#### TO BE DONE:
Check each line of the data below for the word "Windows", then extract the ones that have it.
'''
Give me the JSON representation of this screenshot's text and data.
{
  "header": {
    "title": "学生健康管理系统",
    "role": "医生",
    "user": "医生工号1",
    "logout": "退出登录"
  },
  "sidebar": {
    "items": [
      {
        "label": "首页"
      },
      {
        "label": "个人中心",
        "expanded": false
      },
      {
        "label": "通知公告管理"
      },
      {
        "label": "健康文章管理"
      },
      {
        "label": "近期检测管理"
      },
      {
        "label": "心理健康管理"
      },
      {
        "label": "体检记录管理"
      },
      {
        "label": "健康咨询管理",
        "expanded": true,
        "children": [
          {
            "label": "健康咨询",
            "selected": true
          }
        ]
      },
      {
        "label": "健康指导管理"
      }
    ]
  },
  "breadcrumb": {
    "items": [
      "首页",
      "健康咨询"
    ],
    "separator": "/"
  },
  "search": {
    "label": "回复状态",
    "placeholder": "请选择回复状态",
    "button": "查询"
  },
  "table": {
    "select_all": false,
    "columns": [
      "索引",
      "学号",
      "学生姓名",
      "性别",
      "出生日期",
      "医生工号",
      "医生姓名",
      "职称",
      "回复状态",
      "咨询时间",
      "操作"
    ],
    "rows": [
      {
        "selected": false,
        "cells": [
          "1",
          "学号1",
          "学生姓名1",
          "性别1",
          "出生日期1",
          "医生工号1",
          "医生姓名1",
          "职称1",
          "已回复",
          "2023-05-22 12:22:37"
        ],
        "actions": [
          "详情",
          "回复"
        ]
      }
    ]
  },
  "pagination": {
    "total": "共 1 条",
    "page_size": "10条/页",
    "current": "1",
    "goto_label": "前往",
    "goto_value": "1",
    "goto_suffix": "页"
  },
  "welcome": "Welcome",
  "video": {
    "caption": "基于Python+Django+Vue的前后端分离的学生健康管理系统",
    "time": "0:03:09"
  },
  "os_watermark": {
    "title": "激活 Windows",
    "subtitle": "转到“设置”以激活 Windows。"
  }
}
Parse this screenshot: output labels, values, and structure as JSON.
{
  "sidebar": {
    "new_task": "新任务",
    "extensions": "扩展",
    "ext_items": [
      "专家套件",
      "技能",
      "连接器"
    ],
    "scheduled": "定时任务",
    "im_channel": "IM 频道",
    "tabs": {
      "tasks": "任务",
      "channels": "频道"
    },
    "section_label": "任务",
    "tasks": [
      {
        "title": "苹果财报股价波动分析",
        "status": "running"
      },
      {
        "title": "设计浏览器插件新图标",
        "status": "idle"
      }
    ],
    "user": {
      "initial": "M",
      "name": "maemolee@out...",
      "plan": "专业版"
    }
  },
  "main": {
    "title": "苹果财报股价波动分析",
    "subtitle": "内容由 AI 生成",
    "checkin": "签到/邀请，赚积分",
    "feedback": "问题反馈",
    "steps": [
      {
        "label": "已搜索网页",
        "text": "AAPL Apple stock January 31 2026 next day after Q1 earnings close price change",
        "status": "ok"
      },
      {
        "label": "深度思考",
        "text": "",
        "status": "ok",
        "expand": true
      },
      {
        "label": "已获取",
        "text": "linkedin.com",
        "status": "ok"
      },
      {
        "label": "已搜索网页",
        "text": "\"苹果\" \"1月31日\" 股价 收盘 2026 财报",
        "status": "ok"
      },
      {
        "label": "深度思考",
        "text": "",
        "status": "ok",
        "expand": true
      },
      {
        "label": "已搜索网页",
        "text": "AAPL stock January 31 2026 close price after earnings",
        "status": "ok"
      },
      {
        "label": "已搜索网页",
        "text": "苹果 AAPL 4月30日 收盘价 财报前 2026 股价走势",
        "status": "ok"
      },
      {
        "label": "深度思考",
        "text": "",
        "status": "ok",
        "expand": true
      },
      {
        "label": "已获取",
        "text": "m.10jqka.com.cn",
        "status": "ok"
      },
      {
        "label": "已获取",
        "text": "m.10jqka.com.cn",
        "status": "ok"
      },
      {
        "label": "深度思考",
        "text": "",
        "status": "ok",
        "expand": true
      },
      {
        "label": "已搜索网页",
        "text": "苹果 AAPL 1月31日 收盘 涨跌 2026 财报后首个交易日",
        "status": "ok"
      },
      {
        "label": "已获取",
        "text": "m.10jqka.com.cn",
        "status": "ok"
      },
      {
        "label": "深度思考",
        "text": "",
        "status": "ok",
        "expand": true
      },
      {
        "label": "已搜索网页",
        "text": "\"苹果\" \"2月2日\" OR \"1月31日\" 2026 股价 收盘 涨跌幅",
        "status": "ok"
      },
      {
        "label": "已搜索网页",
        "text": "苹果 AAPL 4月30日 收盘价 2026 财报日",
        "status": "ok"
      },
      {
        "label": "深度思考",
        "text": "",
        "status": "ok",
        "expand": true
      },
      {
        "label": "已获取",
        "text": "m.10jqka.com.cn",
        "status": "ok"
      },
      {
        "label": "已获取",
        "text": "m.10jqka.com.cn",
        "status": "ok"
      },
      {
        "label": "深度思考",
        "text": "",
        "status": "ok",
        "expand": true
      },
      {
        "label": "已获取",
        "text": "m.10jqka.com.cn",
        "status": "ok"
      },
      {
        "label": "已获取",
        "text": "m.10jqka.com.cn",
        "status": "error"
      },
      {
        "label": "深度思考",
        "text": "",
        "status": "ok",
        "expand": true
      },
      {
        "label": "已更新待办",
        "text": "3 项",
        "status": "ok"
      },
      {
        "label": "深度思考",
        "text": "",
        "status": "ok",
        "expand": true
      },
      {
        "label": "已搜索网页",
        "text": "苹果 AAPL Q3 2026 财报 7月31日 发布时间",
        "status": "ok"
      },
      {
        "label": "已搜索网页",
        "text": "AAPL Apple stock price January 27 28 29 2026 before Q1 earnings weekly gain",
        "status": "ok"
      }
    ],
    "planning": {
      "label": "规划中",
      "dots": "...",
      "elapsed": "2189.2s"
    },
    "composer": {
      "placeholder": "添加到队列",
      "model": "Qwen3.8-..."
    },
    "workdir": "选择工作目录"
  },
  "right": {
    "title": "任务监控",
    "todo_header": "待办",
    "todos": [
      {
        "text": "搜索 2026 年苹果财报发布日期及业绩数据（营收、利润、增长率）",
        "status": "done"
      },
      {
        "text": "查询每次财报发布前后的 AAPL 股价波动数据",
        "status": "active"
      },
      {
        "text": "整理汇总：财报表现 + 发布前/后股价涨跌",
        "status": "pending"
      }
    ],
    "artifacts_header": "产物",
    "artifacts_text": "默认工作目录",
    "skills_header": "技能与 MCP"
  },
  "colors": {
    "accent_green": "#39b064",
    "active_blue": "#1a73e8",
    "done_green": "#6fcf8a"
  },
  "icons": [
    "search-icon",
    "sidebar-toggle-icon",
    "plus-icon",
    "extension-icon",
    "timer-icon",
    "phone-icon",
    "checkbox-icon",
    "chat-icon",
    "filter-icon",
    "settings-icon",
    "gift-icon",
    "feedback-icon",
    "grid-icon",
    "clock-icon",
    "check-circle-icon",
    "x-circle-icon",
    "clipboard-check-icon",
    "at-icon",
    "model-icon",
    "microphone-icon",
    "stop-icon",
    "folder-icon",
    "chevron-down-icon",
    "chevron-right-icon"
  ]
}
'''
#### RESULT:
    "title": "激活 Windows",
    "subtitle": "转到“设置”以激活 Windows。"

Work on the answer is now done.